··· MATERIAL ···

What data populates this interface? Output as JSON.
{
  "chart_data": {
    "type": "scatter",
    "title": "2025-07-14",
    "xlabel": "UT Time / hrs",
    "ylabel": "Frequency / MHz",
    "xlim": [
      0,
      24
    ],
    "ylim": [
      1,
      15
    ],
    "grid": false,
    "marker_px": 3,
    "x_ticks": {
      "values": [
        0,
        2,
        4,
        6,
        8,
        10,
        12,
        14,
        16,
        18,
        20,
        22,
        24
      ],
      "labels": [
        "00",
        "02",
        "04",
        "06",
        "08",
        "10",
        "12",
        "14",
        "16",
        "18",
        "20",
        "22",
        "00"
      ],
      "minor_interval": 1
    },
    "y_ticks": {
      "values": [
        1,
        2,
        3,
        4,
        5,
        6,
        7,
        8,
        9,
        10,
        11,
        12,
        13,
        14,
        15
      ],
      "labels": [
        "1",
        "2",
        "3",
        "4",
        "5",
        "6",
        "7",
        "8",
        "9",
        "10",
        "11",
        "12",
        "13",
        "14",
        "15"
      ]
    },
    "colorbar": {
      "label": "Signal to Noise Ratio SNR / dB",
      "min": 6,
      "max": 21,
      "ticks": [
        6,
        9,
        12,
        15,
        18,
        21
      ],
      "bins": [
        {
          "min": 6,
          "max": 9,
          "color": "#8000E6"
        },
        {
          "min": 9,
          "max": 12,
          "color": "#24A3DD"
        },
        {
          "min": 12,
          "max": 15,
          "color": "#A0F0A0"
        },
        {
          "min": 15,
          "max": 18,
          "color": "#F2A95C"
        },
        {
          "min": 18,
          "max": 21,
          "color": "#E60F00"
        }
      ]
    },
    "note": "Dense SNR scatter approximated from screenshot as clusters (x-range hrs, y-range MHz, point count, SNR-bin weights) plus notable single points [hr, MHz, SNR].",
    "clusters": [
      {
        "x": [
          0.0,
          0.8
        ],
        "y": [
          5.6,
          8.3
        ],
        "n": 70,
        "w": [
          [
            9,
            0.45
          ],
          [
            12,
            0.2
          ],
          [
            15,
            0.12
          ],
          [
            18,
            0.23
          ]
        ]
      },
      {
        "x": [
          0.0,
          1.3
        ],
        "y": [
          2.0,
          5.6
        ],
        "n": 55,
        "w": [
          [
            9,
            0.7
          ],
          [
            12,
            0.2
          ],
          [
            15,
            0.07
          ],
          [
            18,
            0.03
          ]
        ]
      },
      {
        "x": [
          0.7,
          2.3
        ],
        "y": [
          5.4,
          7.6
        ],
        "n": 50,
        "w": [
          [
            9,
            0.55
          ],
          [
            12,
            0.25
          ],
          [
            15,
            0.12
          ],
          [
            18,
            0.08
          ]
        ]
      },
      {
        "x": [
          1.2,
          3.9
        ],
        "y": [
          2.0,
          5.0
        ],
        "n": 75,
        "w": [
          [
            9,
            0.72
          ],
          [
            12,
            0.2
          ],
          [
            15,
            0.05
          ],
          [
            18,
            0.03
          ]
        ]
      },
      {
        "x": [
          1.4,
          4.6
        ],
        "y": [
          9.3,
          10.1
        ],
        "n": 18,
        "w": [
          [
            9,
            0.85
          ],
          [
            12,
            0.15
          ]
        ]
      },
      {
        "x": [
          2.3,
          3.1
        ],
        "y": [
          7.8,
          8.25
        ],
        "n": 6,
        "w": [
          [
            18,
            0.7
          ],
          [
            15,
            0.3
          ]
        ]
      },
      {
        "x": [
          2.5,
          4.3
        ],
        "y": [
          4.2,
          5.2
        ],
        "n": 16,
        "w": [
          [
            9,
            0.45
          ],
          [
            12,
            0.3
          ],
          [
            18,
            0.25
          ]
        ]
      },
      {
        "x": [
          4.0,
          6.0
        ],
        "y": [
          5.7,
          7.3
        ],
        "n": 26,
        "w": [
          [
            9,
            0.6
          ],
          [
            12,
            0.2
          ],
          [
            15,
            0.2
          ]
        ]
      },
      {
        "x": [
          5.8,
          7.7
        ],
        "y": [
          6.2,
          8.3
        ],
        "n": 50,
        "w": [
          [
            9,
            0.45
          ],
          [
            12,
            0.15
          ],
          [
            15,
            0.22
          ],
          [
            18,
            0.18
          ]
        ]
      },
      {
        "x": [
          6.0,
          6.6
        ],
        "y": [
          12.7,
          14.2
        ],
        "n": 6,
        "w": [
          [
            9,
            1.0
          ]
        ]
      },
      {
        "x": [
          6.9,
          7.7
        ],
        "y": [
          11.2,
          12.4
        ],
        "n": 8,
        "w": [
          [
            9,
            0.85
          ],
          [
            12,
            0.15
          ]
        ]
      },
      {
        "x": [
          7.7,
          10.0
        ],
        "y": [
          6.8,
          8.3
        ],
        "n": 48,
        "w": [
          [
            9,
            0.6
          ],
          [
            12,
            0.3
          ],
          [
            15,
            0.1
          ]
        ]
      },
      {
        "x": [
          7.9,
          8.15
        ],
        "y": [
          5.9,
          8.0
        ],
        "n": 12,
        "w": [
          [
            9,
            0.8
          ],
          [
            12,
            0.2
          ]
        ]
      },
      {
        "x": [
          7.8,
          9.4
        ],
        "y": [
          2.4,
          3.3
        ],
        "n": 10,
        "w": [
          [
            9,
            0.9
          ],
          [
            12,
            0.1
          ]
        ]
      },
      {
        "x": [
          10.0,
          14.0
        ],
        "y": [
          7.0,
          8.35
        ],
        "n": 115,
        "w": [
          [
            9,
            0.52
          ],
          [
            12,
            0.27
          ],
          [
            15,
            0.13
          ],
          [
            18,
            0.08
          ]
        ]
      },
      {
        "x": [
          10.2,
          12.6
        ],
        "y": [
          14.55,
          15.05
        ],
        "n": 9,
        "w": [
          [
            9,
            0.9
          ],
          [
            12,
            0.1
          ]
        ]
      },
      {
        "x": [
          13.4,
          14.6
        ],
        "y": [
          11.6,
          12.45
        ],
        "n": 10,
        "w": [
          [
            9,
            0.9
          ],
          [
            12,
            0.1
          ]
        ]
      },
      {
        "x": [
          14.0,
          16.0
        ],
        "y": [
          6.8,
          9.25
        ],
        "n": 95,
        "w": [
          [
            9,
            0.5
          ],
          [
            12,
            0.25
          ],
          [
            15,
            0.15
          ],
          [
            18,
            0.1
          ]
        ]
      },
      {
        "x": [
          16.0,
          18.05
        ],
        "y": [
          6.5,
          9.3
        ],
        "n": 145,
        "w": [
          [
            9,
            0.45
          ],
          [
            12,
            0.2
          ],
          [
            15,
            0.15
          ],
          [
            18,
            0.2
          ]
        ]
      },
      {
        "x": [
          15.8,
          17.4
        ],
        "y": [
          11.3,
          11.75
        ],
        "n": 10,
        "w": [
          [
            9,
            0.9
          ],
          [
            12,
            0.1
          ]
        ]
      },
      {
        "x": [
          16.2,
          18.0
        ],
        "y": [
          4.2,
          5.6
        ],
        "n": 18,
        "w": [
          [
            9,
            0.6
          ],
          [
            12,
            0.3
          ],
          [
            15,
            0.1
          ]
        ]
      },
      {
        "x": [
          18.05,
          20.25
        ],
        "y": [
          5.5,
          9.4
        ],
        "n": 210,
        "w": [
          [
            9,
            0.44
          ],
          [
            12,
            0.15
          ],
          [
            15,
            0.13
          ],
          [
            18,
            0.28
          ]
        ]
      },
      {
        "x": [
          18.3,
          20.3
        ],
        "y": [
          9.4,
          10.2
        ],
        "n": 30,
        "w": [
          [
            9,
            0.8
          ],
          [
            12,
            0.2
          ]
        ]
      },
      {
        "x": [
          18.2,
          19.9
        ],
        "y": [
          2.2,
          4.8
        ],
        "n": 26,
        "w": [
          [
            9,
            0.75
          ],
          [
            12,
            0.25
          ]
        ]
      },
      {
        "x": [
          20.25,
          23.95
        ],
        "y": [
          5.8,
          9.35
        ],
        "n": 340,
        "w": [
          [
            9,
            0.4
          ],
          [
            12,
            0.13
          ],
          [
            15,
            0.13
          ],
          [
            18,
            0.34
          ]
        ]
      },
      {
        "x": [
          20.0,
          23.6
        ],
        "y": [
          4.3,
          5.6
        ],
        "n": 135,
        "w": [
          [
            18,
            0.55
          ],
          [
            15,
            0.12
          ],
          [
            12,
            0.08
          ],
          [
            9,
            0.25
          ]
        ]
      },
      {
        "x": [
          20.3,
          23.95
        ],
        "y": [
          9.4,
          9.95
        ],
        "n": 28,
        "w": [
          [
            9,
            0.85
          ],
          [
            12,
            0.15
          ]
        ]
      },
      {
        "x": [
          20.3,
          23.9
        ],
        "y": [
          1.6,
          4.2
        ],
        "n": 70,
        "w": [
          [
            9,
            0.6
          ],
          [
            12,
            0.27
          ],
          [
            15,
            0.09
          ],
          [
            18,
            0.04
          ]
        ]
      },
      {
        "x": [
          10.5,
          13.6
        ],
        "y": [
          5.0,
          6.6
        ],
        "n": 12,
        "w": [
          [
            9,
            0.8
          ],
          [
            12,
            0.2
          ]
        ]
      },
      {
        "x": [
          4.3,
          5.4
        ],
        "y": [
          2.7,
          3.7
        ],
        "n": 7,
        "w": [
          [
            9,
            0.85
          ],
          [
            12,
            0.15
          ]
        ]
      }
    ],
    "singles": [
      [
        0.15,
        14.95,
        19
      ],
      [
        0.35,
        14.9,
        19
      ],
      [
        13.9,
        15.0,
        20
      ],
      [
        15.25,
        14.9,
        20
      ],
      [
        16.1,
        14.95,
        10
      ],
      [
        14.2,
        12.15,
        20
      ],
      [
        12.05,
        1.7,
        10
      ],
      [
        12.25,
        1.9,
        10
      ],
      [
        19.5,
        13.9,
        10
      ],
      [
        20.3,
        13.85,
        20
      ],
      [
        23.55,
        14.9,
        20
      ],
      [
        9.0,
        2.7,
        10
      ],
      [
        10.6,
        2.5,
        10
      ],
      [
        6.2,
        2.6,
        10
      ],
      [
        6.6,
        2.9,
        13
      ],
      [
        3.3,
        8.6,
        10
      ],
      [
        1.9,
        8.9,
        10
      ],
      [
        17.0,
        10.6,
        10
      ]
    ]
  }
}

···

● SET EXERCISE:
Where a line holds "clusters", copy it out.

● TASK RESULT:
    "note": "Dense SNR scatter approximated from screenshot as clusters (x-range hrs, y-range MHz, point count, SNR-bin weights) plus notable single points [hr, MHz, SNR].",
    "clusters": [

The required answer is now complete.